**Short problem**: Tally every line of the material that includes "кругу", then give the tally and nothing else.

[Saved data entries]
----------------

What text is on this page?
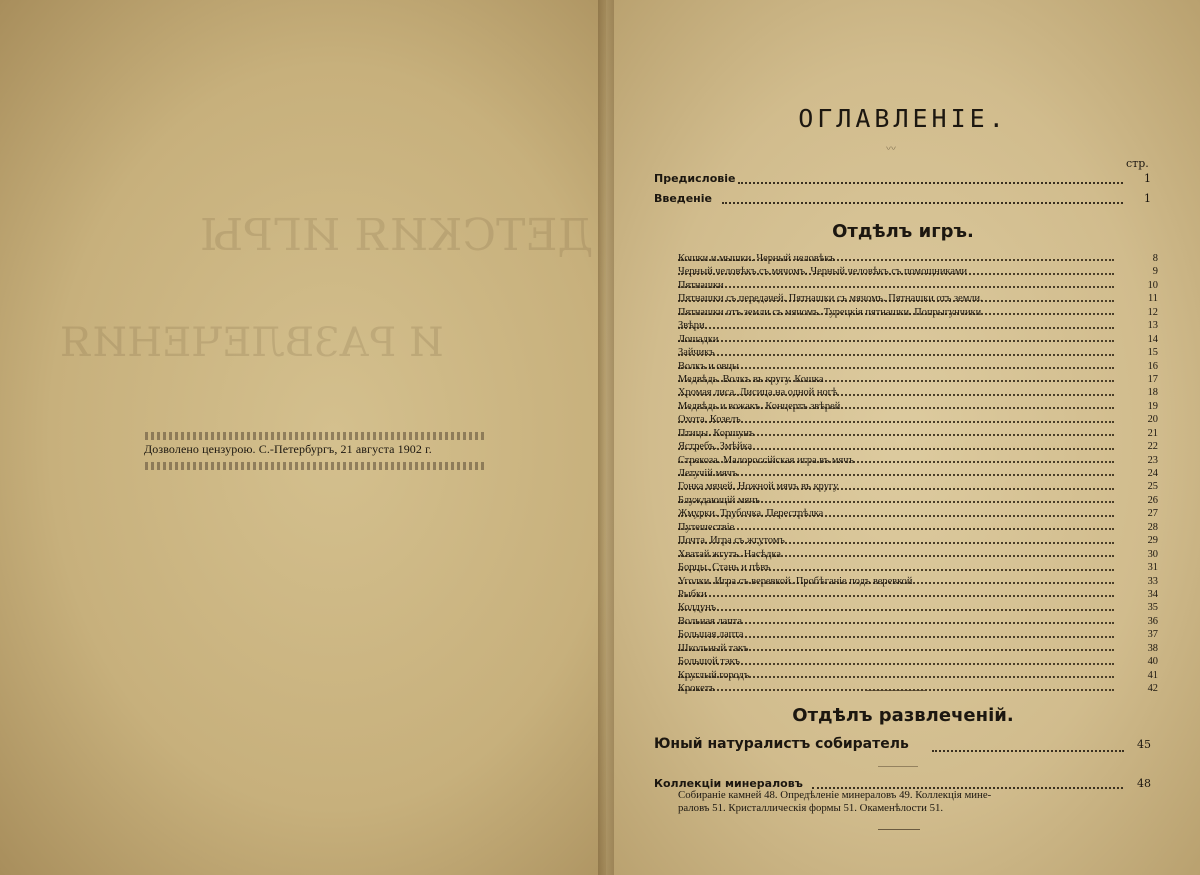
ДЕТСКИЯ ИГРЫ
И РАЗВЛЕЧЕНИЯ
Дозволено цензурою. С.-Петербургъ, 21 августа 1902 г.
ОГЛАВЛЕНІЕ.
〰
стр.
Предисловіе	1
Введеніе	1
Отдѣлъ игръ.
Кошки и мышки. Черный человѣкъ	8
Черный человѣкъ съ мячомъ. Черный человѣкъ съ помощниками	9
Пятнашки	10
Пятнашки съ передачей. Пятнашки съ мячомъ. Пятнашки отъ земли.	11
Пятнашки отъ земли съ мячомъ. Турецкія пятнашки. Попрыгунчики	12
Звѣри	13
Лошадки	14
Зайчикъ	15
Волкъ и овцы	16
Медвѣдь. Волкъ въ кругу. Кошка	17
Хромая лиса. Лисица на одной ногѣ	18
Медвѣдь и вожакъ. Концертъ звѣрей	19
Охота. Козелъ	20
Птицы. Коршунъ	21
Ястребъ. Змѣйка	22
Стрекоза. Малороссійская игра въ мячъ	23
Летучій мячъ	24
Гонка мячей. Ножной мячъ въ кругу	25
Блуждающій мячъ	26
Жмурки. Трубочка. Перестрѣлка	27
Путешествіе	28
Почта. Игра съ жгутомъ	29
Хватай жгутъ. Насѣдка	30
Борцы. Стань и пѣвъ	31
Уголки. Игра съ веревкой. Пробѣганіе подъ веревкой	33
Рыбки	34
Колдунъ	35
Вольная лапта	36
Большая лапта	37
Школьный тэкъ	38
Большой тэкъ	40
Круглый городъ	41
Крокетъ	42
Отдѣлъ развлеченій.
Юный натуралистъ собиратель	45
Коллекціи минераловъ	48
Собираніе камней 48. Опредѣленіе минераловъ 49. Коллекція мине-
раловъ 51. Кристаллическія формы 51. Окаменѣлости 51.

----------------

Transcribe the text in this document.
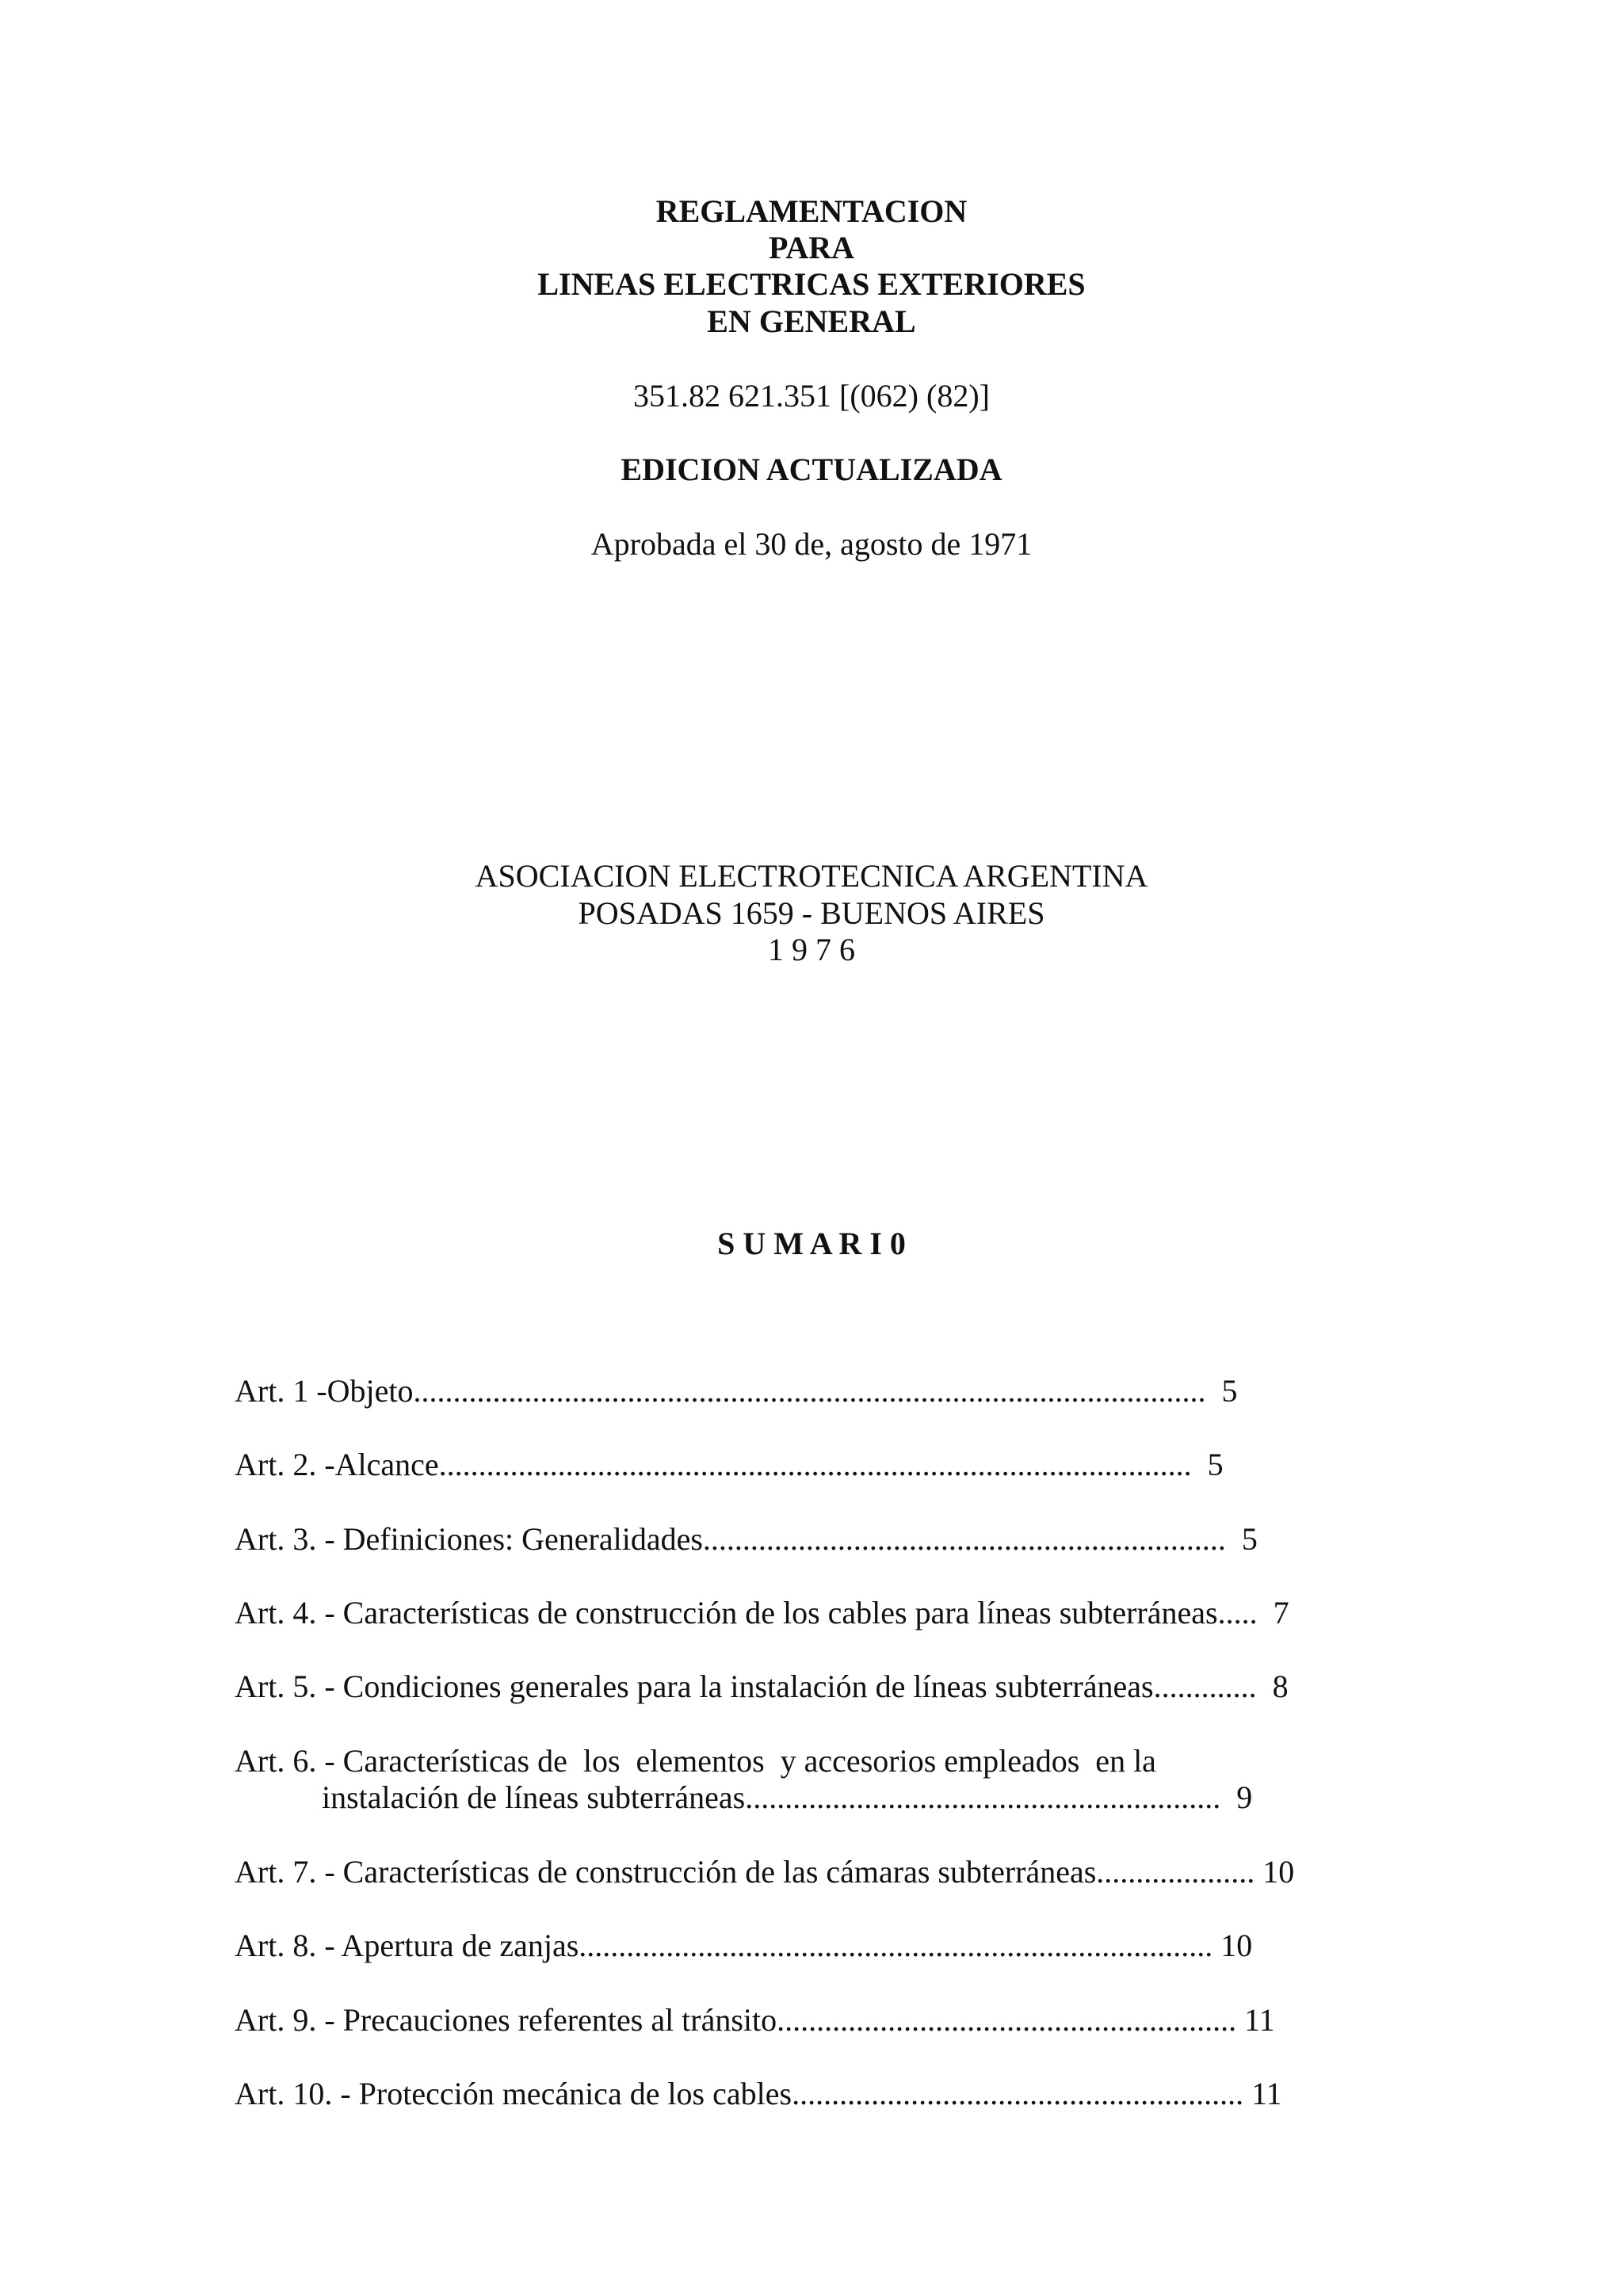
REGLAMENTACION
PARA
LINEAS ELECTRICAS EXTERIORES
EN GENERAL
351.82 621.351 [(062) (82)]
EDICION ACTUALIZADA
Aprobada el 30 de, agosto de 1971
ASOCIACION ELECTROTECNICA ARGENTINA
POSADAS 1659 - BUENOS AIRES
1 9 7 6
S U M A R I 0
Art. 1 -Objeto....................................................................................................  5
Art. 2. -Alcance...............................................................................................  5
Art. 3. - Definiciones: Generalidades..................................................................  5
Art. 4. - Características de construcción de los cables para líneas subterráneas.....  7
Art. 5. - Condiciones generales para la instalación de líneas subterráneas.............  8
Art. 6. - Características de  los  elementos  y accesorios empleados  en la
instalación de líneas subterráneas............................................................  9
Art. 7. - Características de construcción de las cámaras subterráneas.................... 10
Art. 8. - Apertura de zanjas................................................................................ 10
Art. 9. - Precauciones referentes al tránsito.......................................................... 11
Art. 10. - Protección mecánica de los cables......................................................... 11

----------------

**Task output**: 2